— BEGIN Source data —

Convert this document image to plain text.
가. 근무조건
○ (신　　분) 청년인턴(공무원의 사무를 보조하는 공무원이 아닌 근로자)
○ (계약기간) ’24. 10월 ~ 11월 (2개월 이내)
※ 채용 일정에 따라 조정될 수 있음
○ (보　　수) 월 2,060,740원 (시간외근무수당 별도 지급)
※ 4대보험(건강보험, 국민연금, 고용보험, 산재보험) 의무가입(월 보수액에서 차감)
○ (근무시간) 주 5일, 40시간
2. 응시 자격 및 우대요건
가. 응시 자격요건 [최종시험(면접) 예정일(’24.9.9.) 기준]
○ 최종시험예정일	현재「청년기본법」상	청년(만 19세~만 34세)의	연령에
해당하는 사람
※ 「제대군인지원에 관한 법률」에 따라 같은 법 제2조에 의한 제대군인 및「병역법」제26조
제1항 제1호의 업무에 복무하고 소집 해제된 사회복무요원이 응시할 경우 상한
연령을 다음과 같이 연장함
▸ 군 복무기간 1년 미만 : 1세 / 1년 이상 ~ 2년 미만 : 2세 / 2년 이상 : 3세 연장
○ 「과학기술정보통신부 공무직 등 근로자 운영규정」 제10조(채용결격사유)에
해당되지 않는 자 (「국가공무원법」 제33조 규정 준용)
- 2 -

— END Source data —

Using the listing above, retype each line exactly.

Completed exercise:
Convert this document image to plain text.
가. 근무조건
○ (신　　분) 청년인턴(공무원의 사무를 보조하는 공무원이 아닌 근로자)
○ (계약기간) ’24. 10월 ~ 11월 (2개월 이내)
※ 채용 일정에 따라 조정될 수 있음
○ (보　　수) 월 2,060,740원 (시간외근무수당 별도 지급)
※ 4대보험(건강보험, 국민연금, 고용보험, 산재보험) 의무가입(월 보수액에서 차감)
○ (근무시간) 주 5일, 40시간
2. 응시 자격 및 우대요건
가. 응시 자격요건 [최종시험(면접) 예정일(’24.9.9.) 기준]
○ 최종시험예정일	현재「청년기본법」상	청년(만 19세~만 34세)의	연령에
해당하는 사람
※ 「제대군인지원에 관한 법률」에 따라 같은 법 제2조에 의한 제대군인 및「병역법」제26조
제1항 제1호의 업무에 복무하고 소집 해제된 사회복무요원이 응시할 경우 상한
연령을 다음과 같이 연장함
▸ 군 복무기간 1년 미만 : 1세 / 1년 이상 ~ 2년 미만 : 2세 / 2년 이상 : 3세 연장
○ 「과학기술정보통신부 공무직 등 근로자 운영규정」 제10조(채용결격사유)에
해당되지 않는 자 (「국가공무원법」 제33조 규정 준용)
- 2 -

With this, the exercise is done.